- [EXERCISE]: Emit the line that holds "OCR this image." and all lines following it through the end of the data, verbatim, and nothing else.

-- start DATA RECORDS --

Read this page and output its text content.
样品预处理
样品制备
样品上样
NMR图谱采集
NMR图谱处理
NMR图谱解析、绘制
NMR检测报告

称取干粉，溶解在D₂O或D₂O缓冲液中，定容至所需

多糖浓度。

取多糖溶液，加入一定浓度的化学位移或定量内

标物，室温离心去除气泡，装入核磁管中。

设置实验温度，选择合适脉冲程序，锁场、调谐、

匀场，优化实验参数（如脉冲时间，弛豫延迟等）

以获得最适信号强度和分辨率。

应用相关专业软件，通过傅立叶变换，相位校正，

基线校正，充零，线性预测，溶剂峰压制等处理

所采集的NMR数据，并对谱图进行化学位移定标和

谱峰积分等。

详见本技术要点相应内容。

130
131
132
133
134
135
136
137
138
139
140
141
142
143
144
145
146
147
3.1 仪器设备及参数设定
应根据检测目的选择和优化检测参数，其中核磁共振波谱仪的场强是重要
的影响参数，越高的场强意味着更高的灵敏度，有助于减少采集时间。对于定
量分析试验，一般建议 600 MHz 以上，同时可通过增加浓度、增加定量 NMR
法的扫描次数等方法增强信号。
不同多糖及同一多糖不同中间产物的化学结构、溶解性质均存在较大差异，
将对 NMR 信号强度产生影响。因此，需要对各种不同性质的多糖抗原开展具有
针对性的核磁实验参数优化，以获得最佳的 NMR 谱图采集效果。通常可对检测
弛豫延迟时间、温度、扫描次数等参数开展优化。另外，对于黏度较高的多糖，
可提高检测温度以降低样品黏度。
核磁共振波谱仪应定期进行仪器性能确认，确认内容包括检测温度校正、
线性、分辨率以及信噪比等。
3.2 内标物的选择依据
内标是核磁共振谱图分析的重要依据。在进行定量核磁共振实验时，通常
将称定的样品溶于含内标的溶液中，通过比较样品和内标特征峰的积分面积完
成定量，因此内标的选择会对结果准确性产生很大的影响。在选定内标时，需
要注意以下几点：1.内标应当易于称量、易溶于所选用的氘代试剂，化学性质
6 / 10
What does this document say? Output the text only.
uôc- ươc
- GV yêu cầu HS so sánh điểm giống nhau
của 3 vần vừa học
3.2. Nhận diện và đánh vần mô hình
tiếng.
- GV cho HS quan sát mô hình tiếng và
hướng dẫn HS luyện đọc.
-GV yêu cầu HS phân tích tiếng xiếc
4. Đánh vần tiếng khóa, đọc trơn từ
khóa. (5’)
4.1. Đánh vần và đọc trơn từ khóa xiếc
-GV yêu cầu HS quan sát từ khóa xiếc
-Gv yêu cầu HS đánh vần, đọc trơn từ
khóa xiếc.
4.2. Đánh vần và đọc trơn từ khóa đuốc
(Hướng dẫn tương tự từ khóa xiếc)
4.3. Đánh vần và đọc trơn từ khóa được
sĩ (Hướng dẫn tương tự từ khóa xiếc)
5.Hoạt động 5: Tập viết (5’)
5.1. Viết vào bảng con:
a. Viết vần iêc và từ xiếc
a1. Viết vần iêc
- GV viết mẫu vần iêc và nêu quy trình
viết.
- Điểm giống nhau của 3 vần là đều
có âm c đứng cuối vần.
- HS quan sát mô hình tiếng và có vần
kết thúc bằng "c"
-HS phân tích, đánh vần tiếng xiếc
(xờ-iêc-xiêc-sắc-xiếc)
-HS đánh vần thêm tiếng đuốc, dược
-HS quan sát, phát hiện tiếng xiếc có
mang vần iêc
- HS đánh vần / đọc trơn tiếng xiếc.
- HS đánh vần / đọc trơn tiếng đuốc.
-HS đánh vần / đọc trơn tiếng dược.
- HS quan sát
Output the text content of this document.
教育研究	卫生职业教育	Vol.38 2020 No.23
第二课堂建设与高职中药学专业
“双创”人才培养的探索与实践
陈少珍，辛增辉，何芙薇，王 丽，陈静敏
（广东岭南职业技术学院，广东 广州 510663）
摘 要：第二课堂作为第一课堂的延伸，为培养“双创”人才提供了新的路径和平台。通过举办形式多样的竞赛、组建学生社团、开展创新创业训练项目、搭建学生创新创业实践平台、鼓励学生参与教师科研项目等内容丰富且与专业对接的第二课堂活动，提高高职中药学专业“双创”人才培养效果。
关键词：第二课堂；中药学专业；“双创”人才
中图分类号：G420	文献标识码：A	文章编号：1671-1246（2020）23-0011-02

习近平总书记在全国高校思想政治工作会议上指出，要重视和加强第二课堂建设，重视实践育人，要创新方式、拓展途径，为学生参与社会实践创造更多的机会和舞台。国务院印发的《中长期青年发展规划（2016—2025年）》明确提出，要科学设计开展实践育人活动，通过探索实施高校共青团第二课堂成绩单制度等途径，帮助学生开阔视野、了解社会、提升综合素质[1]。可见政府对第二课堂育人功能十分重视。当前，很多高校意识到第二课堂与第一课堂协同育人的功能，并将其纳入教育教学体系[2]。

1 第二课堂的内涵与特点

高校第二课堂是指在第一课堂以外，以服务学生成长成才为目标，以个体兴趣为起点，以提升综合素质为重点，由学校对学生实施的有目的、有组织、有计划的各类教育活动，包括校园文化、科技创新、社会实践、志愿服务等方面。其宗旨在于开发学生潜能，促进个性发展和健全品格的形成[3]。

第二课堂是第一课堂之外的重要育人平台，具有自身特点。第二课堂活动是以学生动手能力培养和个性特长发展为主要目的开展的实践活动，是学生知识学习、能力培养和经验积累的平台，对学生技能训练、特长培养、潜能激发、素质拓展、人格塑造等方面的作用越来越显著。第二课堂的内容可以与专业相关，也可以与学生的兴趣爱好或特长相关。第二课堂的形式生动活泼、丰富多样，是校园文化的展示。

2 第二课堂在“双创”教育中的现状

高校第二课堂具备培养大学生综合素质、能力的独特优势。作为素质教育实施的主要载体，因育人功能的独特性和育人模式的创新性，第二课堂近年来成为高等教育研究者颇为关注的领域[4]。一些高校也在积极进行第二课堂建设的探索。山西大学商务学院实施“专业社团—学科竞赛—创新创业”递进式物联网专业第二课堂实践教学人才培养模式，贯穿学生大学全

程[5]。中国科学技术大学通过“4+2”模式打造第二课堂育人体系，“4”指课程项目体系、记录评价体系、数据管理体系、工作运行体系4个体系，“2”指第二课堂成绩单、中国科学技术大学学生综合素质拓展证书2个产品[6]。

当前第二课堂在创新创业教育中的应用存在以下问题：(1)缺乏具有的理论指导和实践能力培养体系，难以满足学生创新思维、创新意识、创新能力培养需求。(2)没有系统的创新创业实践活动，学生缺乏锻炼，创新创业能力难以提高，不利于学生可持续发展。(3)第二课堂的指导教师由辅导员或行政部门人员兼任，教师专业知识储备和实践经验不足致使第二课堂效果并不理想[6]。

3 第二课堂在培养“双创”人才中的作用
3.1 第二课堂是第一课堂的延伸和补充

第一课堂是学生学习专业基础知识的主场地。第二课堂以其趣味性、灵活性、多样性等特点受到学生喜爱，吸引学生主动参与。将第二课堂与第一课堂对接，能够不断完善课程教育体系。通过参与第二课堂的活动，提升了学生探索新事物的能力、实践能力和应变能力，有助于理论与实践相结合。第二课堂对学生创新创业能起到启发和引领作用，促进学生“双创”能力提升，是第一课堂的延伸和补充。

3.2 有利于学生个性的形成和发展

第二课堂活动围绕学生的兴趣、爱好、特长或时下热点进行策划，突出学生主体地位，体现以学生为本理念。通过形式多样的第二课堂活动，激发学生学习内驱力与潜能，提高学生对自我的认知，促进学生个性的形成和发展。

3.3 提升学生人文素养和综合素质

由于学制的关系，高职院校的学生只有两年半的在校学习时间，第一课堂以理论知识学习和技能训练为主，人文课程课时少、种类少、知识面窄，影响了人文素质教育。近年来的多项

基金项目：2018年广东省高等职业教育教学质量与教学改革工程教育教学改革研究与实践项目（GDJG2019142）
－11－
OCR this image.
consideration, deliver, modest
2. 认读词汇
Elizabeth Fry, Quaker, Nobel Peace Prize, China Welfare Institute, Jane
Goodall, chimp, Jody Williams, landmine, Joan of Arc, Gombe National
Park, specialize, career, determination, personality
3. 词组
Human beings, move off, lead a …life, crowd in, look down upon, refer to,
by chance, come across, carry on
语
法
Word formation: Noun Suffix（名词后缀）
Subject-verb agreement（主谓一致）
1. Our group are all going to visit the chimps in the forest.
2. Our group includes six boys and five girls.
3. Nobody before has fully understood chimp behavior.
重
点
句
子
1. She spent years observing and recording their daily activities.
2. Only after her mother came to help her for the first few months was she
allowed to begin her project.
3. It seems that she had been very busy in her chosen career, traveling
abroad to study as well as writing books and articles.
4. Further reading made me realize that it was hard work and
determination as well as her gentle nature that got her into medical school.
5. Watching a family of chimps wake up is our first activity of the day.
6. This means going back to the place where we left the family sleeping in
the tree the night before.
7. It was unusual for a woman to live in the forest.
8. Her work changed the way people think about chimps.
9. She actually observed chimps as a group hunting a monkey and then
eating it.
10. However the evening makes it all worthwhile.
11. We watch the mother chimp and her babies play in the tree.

-- end DATA RECORDS --

- [WRITTEN ANSWER]:
OCR this image.
consideration, deliver, modest
2. 认读词汇
Elizabeth Fry, Quaker, Nobel Peace Prize, China Welfare Institute, Jane
Goodall, chimp, Jody Williams, landmine, Joan of Arc, Gombe National
Park, specialize, career, determination, personality
3. 词组
Human beings, move off, lead a …life, crowd in, look down upon, refer to,
by chance, come across, carry on
语
法
Word formation: Noun Suffix（名词后缀）
Subject-verb agreement（主谓一致）
1. Our group are all going to visit the chimps in the forest.
2. Our group includes six boys and five girls.
3. Nobody before has fully understood chimp behavior.
重
点
句
子
1. She spent years observing and recording their daily activities.
2. Only after her mother came to help her for the first few months was she
allowed to begin her project.
3. It seems that she had been very busy in her chosen career, traveling
abroad to study as well as writing books and articles.
4. Further reading made me realize that it was hard work and
determination as well as her gentle nature that got her into medical school.
5. Watching a family of chimps wake up is our first activity of the day.
6. This means going back to the place where we left the family sleeping in
the tree the night before.
7. It was unusual for a woman to live in the forest.
8. Her work changed the way people think about chimps.
9. She actually observed chimps as a group hunting a monkey and then
eating it.
10. However the evening makes it all worthwhile.
11. We watch the mother chimp and her babies play in the tree.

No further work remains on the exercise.